PROBLEM REQUIREMENTS. Note each line of the listing that contains the string "data", and copy it.
======== PROVIDED RECORDS ========
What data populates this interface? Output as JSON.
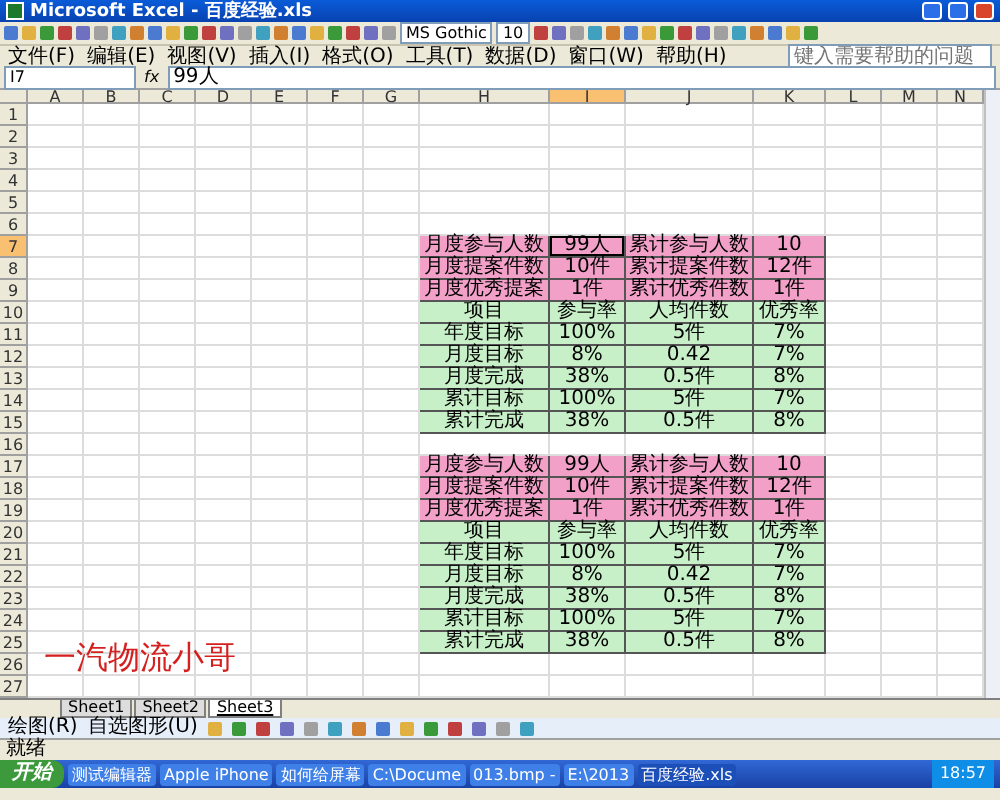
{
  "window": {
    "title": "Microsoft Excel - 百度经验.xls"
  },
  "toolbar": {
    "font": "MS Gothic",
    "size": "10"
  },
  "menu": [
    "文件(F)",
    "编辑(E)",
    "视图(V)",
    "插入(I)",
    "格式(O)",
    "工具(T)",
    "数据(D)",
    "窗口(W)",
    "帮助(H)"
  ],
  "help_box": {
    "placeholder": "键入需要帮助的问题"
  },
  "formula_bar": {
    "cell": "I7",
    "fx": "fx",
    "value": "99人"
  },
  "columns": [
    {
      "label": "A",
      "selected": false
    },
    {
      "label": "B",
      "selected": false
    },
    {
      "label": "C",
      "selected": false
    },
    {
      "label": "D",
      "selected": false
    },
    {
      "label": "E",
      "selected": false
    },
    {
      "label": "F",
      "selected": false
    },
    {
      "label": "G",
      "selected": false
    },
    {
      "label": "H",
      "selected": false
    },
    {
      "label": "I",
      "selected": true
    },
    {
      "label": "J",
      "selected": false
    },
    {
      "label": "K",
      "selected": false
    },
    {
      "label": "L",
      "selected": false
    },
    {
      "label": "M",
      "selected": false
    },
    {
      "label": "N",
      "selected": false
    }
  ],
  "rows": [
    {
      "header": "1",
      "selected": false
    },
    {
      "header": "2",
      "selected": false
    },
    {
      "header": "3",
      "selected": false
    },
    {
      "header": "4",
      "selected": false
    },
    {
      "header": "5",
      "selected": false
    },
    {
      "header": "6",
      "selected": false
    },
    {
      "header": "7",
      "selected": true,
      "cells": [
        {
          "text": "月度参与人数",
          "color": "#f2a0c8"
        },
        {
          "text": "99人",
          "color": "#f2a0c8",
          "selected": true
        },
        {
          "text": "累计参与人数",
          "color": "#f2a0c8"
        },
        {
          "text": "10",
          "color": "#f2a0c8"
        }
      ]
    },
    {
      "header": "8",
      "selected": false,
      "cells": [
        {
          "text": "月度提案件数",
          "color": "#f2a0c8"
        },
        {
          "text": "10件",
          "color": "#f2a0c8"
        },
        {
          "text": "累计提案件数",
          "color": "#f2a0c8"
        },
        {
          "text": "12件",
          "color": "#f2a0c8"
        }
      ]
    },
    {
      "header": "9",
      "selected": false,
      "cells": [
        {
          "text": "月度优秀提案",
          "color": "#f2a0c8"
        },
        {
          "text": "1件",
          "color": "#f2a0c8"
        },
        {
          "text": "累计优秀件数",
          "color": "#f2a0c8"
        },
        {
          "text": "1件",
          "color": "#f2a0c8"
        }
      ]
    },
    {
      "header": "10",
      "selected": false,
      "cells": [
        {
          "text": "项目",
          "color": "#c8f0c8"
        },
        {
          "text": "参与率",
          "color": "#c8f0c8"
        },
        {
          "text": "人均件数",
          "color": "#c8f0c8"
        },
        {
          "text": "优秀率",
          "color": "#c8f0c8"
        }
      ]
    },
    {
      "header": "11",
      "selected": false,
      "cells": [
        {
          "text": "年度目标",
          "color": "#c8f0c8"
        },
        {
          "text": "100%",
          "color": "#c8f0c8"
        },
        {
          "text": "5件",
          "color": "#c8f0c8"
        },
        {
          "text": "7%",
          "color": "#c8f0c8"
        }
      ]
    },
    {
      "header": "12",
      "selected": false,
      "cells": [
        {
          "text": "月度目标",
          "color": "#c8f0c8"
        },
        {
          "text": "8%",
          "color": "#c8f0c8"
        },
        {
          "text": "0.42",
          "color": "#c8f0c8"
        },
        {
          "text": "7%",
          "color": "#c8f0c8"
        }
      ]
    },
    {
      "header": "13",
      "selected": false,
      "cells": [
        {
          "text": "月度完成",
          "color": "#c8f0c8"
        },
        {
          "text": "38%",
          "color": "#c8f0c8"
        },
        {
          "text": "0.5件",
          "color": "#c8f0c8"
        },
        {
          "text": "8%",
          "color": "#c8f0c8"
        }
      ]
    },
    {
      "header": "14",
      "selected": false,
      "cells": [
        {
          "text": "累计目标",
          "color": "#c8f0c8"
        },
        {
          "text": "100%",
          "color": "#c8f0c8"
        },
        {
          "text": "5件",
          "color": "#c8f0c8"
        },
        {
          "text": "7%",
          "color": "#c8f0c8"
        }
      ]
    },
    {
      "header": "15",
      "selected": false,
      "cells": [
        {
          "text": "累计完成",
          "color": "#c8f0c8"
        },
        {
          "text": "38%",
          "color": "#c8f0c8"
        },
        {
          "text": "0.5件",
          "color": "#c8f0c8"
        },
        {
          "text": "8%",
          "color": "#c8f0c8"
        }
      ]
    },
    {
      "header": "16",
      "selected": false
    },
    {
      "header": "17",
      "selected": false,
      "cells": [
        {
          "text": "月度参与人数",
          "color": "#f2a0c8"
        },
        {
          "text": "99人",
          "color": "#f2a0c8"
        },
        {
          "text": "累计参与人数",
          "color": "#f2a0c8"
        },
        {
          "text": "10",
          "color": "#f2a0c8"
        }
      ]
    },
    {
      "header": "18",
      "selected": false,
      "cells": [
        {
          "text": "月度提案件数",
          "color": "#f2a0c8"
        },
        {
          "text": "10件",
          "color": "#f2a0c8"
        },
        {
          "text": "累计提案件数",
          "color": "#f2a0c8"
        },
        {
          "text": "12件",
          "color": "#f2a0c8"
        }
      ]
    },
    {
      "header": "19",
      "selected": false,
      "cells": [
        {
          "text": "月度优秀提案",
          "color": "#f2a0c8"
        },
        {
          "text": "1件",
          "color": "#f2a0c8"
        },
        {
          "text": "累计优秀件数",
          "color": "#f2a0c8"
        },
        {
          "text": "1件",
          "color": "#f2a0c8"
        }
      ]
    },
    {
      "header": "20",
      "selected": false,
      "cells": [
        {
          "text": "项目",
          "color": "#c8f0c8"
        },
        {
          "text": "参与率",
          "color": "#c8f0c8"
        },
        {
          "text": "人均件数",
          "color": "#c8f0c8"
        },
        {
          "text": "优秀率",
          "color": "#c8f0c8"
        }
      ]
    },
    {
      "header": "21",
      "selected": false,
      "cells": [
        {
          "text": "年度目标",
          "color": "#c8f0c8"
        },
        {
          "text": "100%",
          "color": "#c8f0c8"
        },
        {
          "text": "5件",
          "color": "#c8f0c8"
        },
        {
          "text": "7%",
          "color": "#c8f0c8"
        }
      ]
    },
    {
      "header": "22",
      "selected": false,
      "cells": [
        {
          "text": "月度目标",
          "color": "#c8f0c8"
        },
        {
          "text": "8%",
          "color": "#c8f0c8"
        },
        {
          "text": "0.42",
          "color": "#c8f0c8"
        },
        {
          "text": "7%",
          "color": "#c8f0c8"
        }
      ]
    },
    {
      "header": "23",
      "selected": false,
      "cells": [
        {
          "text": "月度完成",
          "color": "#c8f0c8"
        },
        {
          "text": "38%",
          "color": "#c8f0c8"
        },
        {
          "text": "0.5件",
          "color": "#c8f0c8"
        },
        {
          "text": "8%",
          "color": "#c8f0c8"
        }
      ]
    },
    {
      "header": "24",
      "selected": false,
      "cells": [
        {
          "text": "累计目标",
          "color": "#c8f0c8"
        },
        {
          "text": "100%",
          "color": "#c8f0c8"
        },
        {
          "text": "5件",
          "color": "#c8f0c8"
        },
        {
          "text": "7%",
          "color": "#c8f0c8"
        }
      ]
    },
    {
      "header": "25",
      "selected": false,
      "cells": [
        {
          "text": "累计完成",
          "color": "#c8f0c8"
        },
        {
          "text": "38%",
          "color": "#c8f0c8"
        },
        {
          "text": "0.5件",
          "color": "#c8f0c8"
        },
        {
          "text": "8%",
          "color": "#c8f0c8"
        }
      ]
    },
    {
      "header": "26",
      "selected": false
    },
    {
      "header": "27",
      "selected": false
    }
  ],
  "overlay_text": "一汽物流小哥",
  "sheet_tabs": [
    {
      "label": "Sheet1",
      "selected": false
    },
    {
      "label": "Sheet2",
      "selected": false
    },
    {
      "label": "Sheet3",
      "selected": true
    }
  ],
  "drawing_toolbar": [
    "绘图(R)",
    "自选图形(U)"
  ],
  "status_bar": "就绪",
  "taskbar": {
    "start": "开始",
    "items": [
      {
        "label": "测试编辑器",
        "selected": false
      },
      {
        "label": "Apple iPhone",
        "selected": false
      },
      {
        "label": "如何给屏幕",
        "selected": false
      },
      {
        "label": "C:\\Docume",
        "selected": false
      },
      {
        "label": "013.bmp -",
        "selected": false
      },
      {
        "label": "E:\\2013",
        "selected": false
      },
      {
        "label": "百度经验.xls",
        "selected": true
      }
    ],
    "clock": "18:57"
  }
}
========
======== PROVIDED RECORDS ========
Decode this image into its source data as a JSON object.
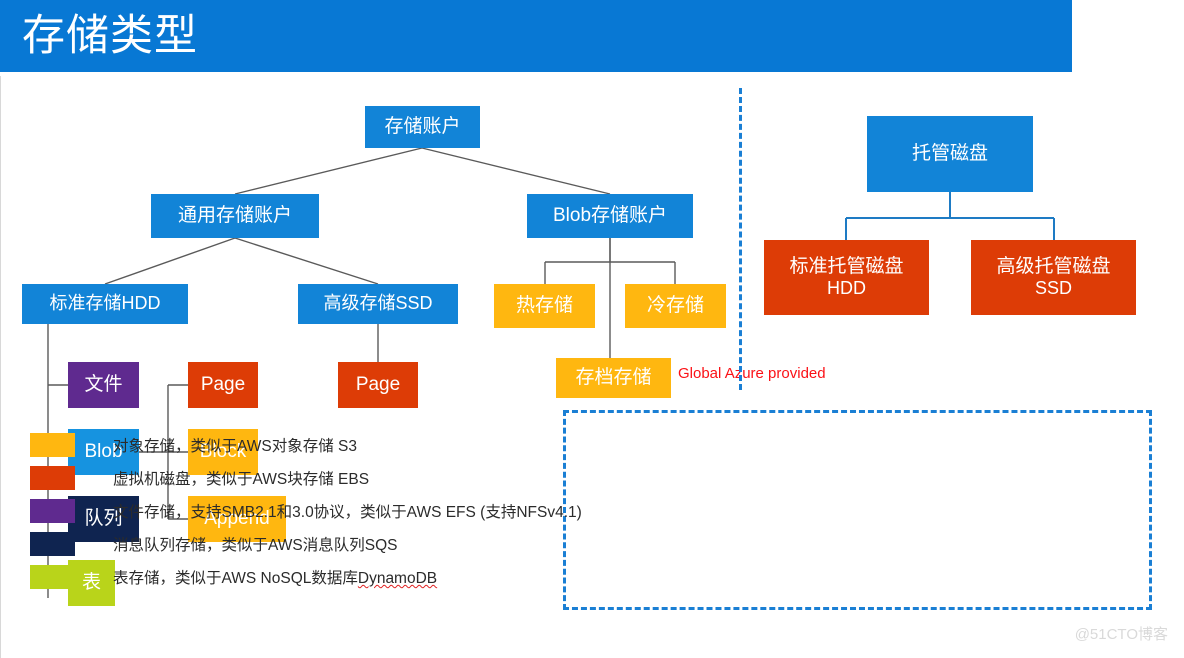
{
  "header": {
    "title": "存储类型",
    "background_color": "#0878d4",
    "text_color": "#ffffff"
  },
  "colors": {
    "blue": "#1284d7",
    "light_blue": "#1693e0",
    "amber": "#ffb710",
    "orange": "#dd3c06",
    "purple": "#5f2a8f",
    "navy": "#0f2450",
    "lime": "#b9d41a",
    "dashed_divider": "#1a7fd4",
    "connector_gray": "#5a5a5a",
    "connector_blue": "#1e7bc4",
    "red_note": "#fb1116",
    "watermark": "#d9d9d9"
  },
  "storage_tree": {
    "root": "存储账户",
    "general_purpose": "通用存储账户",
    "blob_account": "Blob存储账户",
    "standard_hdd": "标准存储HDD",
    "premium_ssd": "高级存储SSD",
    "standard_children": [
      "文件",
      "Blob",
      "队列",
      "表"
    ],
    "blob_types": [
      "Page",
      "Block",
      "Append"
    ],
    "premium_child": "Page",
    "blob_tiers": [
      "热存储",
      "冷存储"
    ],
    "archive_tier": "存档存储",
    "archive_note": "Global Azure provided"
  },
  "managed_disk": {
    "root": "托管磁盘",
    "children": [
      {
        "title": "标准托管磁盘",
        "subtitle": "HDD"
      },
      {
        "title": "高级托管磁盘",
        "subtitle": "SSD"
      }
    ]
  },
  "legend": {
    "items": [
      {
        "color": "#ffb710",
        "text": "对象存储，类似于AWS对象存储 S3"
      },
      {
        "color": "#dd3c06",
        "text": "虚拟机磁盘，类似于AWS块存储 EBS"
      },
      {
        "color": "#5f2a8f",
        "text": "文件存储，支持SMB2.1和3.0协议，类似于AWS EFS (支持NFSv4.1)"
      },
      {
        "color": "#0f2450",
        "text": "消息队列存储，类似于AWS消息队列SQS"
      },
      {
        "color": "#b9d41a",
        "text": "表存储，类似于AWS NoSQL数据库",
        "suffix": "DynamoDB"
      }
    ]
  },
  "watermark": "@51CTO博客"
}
========
WORKED SOLUTION.
What data populates this interface? Output as JSON.
Decode this image into its source data as a JSON object.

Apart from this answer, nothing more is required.